> **Data shown**:

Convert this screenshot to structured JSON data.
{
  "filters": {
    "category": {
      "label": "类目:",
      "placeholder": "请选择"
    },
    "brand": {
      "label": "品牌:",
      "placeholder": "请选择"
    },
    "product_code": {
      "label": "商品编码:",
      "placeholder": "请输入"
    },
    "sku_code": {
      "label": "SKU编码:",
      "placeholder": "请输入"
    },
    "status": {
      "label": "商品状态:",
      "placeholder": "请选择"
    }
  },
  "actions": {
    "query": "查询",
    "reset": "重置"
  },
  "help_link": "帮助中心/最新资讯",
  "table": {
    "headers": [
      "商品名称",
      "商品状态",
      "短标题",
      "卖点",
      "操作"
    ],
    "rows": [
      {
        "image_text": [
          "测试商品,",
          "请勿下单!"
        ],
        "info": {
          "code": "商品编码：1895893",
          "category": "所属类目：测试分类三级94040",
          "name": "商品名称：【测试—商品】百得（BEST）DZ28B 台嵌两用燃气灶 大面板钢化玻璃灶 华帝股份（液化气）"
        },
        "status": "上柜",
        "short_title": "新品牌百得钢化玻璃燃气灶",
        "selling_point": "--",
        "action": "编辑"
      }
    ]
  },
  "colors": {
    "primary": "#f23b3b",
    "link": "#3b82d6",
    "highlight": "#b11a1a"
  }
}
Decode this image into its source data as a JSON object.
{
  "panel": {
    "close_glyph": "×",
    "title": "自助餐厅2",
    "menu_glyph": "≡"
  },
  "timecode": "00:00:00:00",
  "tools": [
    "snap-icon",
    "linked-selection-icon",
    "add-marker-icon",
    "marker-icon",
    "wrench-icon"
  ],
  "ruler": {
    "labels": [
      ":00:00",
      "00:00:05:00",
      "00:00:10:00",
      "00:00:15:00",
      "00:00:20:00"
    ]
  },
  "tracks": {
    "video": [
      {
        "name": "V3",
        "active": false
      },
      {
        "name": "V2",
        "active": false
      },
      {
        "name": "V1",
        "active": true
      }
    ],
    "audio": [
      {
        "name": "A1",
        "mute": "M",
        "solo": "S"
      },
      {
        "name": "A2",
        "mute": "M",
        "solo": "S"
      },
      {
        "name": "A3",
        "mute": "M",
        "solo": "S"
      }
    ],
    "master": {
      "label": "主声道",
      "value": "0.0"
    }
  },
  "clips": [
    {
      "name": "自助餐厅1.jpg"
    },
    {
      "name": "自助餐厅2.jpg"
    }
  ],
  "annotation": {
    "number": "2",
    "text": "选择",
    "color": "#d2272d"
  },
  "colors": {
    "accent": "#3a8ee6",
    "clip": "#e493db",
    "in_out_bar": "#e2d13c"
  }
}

> **Short task**: Repeat the records above exactly, from the first line to the last.

> **Answer in full**:
Convert this screenshot to structured JSON data.
{
  "filters": {
    "category": {
      "label": "类目:",
      "placeholder": "请选择"
    },
    "brand": {
      "label": "品牌:",
      "placeholder": "请选择"
    },
    "product_code": {
      "label": "商品编码:",
      "placeholder": "请输入"
    },
    "sku_code": {
      "label": "SKU编码:",
      "placeholder": "请输入"
    },
    "status": {
      "label": "商品状态:",
      "placeholder": "请选择"
    }
  },
  "actions": {
    "query": "查询",
    "reset": "重置"
  },
  "help_link": "帮助中心/最新资讯",
  "table": {
    "headers": [
      "商品名称",
      "商品状态",
      "短标题",
      "卖点",
      "操作"
    ],
    "rows": [
      {
        "image_text": [
          "测试商品,",
          "请勿下单!"
        ],
        "info": {
          "code": "商品编码：1895893",
          "category": "所属类目：测试分类三级94040",
          "name": "商品名称：【测试—商品】百得（BEST）DZ28B 台嵌两用燃气灶 大面板钢化玻璃灶 华帝股份（液化气）"
        },
        "status": "上柜",
        "short_title": "新品牌百得钢化玻璃燃气灶",
        "selling_point": "--",
        "action": "编辑"
      }
    ]
  },
  "colors": {
    "primary": "#f23b3b",
    "link": "#3b82d6",
    "highlight": "#b11a1a"
  }
}
Decode this image into its source data as a JSON object.
{
  "panel": {
    "close_glyph": "×",
    "title": "自助餐厅2",
    "menu_glyph": "≡"
  },
  "timecode": "00:00:00:00",
  "tools": [
    "snap-icon",
    "linked-selection-icon",
    "add-marker-icon",
    "marker-icon",
    "wrench-icon"
  ],
  "ruler": {
    "labels": [
      ":00:00",
      "00:00:05:00",
      "00:00:10:00",
      "00:00:15:00",
      "00:00:20:00"
    ]
  },
  "tracks": {
    "video": [
      {
        "name": "V3",
        "active": false
      },
      {
        "name": "V2",
        "active": false
      },
      {
        "name": "V1",
        "active": true
      }
    ],
    "audio": [
      {
        "name": "A1",
        "mute": "M",
        "solo": "S"
      },
      {
        "name": "A2",
        "mute": "M",
        "solo": "S"
      },
      {
        "name": "A3",
        "mute": "M",
        "solo": "S"
      }
    ],
    "master": {
      "label": "主声道",
      "value": "0.0"
    }
  },
  "clips": [
    {
      "name": "自助餐厅1.jpg"
    },
    {
      "name": "自助餐厅2.jpg"
    }
  ],
  "annotation": {
    "number": "2",
    "text": "选择",
    "color": "#d2272d"
  },
  "colors": {
    "accent": "#3a8ee6",
    "clip": "#e493db",
    "in_out_bar": "#e2d13c"
  }
}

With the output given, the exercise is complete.